Copy every line that holds "Temperature".

Given data ->
▼

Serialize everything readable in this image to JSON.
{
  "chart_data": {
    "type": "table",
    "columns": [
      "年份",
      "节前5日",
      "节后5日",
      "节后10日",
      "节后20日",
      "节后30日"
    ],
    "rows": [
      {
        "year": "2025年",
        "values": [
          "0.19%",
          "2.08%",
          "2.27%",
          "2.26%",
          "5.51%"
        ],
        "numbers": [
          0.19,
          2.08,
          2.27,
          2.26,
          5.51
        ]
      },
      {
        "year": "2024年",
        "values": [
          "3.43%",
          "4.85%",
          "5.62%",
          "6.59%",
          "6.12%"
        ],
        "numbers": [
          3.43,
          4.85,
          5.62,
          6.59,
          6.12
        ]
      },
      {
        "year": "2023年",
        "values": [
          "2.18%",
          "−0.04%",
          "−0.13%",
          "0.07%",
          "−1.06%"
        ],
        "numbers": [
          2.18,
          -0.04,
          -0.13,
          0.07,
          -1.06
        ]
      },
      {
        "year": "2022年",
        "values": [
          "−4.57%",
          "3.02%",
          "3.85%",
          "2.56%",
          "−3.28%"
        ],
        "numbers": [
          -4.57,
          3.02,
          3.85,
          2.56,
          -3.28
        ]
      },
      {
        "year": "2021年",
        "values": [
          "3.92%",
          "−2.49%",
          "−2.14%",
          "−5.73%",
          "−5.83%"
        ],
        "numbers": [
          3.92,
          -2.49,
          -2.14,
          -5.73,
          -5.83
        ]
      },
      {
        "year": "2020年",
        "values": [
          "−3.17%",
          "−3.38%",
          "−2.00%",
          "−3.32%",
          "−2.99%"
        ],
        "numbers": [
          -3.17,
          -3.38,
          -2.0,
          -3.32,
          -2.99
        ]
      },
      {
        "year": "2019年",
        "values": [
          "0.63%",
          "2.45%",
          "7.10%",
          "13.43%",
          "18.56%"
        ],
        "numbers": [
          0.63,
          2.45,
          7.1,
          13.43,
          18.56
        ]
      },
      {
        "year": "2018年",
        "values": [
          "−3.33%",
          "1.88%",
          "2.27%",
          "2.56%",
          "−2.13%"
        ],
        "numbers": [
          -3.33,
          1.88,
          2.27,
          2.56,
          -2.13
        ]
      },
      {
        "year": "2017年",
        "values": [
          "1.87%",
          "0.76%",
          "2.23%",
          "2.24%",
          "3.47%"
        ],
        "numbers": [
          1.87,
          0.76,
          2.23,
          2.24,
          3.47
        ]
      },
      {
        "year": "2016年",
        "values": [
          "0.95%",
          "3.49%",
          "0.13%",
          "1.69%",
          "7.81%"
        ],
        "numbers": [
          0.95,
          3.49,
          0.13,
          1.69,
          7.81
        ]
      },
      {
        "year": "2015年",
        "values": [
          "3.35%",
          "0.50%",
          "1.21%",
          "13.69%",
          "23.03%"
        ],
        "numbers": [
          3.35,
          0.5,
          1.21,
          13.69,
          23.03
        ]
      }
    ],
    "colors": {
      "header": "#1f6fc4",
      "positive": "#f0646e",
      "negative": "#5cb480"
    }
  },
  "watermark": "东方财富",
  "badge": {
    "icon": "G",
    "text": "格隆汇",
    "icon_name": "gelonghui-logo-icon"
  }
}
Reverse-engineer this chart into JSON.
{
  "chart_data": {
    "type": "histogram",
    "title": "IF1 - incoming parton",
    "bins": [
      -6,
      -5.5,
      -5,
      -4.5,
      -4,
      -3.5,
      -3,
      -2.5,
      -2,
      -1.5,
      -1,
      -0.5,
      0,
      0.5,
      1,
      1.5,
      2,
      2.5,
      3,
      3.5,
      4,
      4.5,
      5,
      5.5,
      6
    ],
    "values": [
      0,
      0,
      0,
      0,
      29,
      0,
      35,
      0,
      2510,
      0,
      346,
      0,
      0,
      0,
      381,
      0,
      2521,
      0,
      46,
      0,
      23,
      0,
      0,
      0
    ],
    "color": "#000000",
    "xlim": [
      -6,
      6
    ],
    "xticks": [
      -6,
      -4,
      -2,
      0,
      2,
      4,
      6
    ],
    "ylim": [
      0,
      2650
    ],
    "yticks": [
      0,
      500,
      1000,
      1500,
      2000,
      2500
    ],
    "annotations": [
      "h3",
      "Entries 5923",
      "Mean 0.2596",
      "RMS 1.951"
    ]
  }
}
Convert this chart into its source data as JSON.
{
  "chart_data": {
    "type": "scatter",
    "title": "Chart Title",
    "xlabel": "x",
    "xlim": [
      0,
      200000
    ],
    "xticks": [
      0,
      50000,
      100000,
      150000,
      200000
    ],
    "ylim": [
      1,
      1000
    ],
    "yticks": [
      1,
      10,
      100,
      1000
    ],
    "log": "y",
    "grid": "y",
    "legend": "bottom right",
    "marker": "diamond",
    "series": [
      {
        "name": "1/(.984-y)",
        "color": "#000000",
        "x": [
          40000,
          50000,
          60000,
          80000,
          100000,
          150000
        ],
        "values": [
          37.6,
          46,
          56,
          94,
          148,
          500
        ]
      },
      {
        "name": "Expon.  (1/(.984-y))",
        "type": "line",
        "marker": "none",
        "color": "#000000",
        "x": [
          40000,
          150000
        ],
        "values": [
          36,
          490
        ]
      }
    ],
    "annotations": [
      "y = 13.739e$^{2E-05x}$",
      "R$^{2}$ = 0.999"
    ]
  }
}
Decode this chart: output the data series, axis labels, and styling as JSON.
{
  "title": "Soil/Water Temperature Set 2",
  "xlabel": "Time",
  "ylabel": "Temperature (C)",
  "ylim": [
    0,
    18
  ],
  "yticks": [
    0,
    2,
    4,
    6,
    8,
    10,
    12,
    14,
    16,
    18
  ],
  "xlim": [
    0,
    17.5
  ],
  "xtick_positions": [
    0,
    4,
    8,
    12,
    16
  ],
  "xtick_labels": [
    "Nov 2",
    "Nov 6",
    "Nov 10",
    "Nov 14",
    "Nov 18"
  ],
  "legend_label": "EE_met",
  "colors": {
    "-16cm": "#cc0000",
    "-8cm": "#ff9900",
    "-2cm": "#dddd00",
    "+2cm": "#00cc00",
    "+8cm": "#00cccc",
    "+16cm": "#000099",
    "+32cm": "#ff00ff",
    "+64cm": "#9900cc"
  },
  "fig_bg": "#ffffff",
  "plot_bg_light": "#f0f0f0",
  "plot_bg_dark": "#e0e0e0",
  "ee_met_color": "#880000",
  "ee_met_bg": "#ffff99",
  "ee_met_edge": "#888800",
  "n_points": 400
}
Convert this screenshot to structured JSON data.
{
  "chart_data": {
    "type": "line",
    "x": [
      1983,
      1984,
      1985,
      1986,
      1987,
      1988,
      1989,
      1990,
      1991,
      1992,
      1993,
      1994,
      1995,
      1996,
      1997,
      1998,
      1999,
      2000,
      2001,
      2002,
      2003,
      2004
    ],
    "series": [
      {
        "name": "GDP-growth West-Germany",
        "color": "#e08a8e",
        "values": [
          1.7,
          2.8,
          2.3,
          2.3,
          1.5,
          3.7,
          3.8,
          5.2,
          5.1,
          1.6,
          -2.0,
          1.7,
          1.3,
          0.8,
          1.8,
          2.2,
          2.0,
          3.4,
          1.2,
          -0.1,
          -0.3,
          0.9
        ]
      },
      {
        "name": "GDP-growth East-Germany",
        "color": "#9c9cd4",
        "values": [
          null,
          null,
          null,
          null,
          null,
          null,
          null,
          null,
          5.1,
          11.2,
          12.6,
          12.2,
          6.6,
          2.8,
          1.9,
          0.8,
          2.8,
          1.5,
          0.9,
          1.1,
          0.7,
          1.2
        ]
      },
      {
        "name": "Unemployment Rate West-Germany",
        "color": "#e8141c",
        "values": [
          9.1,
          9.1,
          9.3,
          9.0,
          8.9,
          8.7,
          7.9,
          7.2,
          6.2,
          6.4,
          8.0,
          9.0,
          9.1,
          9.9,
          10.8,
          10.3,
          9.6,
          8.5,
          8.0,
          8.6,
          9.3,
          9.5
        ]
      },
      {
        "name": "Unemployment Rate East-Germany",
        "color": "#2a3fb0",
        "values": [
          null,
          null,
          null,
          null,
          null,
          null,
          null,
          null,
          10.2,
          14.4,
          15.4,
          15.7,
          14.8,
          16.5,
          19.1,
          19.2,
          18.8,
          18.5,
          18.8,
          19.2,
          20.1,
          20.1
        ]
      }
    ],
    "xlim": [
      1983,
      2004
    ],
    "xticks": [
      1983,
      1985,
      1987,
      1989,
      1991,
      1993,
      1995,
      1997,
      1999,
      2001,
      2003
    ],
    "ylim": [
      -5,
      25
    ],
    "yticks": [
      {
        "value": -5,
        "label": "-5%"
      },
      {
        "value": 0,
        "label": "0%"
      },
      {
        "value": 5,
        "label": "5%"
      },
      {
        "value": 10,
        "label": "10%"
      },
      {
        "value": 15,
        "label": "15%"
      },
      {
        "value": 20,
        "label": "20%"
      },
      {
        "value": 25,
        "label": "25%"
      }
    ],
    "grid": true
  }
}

▲

Problem solution ->
  "title": "Soil/Water Temperature Set 2",
  "ylabel": "Temperature (C)",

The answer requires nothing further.